[Start GIVEN RECORDS]
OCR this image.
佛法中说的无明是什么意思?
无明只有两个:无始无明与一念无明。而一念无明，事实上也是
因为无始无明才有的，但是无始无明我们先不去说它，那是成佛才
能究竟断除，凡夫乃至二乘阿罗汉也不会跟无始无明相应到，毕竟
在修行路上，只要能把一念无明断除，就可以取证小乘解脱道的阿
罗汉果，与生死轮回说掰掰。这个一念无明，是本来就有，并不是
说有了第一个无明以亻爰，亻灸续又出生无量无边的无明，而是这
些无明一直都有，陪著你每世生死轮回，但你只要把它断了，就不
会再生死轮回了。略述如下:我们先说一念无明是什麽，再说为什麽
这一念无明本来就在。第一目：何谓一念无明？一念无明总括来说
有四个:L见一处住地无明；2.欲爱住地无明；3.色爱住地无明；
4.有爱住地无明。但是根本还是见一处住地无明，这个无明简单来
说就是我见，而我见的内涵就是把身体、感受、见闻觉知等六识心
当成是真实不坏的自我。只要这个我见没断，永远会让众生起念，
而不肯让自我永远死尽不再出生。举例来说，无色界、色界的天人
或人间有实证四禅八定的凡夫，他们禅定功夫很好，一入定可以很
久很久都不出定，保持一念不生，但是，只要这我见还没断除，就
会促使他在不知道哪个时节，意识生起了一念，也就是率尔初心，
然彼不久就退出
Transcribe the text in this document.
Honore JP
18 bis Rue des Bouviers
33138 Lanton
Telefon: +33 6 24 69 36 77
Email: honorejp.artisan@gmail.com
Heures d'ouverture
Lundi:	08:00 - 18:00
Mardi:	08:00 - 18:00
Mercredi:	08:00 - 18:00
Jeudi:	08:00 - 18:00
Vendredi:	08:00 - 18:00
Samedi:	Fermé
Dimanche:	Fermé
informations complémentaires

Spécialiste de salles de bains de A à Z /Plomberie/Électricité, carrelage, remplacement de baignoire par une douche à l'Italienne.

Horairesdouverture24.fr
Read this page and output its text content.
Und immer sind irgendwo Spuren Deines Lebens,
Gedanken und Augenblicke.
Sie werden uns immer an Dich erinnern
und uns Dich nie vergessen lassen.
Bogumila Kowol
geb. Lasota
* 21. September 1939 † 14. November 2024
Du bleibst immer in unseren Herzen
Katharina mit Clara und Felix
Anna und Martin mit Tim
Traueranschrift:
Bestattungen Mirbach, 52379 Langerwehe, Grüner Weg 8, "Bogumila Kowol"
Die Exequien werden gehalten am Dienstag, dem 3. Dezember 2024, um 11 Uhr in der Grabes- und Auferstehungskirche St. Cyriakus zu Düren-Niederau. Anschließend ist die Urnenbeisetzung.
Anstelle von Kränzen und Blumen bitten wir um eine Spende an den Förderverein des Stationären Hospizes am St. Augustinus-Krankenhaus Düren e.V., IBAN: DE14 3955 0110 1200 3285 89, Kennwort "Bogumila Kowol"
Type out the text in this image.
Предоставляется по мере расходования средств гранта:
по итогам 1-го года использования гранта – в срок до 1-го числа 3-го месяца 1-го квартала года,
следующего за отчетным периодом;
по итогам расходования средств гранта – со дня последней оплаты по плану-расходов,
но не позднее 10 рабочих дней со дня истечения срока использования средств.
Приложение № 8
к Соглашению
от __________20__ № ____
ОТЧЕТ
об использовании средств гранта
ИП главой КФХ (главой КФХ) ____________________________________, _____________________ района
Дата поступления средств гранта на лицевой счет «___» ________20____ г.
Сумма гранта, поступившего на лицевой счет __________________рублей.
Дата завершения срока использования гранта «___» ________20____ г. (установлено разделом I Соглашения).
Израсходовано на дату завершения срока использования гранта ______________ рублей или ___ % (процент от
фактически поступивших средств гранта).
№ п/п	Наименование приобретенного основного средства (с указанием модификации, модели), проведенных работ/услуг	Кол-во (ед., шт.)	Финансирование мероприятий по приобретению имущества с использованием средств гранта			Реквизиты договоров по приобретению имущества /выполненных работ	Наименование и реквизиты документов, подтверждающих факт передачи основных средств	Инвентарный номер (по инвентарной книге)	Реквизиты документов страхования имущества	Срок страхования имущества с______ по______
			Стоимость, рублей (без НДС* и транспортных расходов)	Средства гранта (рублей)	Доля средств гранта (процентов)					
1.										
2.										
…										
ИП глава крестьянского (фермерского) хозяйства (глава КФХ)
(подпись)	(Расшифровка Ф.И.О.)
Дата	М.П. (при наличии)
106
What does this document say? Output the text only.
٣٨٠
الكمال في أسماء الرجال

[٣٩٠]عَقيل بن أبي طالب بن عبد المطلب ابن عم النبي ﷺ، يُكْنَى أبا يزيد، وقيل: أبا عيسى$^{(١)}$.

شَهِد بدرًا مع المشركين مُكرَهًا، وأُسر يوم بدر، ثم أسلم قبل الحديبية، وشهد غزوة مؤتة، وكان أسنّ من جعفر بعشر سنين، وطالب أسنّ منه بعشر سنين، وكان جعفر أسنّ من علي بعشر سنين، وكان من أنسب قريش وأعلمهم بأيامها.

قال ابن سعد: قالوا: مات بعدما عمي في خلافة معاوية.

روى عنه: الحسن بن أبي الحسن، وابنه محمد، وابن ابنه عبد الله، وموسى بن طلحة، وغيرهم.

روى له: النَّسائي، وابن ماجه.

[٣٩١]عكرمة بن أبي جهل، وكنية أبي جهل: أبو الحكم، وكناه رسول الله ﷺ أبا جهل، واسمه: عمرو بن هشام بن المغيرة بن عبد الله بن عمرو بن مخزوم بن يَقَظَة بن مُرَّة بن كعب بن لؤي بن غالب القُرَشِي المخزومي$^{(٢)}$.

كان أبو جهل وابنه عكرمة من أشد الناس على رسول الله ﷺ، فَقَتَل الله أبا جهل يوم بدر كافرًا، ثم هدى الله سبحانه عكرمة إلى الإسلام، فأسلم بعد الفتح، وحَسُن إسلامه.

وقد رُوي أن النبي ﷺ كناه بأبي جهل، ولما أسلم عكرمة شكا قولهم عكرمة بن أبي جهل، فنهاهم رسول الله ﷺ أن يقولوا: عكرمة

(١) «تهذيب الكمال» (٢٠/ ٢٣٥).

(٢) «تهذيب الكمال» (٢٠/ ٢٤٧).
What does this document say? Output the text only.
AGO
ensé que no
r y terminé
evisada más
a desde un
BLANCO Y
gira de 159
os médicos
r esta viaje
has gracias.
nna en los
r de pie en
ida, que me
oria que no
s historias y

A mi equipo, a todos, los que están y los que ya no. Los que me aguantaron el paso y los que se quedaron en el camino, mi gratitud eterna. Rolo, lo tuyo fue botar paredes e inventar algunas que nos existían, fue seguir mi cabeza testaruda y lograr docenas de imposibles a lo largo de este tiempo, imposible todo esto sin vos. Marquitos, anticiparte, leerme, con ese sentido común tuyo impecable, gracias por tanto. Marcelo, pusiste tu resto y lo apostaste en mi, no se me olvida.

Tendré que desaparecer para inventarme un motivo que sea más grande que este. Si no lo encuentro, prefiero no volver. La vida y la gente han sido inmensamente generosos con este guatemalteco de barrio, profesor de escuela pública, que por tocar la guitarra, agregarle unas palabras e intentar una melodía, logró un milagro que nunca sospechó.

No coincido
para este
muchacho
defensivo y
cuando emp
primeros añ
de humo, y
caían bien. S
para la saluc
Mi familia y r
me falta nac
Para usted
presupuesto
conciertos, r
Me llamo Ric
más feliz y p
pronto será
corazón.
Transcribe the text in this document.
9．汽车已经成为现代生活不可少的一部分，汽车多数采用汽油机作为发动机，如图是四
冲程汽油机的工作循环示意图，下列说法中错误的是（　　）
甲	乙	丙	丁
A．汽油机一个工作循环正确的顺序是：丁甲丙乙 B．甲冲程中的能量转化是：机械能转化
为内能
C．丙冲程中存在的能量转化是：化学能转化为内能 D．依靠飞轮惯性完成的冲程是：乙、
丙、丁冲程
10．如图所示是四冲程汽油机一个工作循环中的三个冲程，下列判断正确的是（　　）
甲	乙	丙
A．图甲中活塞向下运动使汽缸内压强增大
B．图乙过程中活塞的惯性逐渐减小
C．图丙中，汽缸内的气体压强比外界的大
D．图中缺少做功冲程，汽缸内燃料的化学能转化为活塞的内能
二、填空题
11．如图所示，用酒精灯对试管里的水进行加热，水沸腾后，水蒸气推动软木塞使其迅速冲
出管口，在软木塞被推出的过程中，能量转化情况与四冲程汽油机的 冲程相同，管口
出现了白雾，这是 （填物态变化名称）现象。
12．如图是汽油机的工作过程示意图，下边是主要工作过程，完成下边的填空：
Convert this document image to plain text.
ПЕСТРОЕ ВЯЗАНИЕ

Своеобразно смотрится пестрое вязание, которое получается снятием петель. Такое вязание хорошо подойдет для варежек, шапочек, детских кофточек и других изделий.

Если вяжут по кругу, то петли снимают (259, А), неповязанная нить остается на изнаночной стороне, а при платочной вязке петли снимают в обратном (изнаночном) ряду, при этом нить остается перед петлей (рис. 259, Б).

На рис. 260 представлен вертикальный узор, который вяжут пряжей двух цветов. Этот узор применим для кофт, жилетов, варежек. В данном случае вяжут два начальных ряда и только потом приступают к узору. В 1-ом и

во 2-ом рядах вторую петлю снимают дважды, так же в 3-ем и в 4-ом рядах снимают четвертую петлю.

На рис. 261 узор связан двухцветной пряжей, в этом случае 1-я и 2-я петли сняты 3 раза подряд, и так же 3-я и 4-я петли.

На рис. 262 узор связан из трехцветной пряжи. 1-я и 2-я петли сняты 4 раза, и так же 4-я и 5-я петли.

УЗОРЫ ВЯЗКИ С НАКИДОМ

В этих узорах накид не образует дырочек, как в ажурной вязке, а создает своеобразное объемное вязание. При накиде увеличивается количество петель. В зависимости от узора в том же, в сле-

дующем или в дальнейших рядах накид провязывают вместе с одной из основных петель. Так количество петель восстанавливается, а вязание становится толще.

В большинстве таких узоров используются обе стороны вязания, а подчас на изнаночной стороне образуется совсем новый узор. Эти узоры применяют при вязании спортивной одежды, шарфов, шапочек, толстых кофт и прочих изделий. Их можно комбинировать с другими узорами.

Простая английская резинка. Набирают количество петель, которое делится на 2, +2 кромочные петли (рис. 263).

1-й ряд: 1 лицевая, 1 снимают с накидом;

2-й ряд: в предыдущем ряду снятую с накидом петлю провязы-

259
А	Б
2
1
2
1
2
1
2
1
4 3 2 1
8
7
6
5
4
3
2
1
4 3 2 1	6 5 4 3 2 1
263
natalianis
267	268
[End GIVEN RECORDS]
• TASK BRIEF:
Where a line in the material contains "петли", copy that line.

• EXERCISE ANSWER:
Если вяжут по кругу, то петли снимают (259, А), неповязанная нить остается на изнаночной стороне, а при платочной вязке петли снимают в обратном (изнаночном) ряду, при этом нить остается перед петлей (рис. 259, Б).
На рис. 261 узор связан двухцветной пряжей, в этом случае 1-я и 2-я петли сняты 3 раза подряд, и так же 3-я и 4-я петли.
На рис. 262 узор связан из трехцветной пряжи. 1-я и 2-я петли сняты 4 раза, и так же 4-я и 5-я петли.
Простая английская резинка. Набирают количество петель, которое делится на 2, +2 кромочные петли (рис. 263).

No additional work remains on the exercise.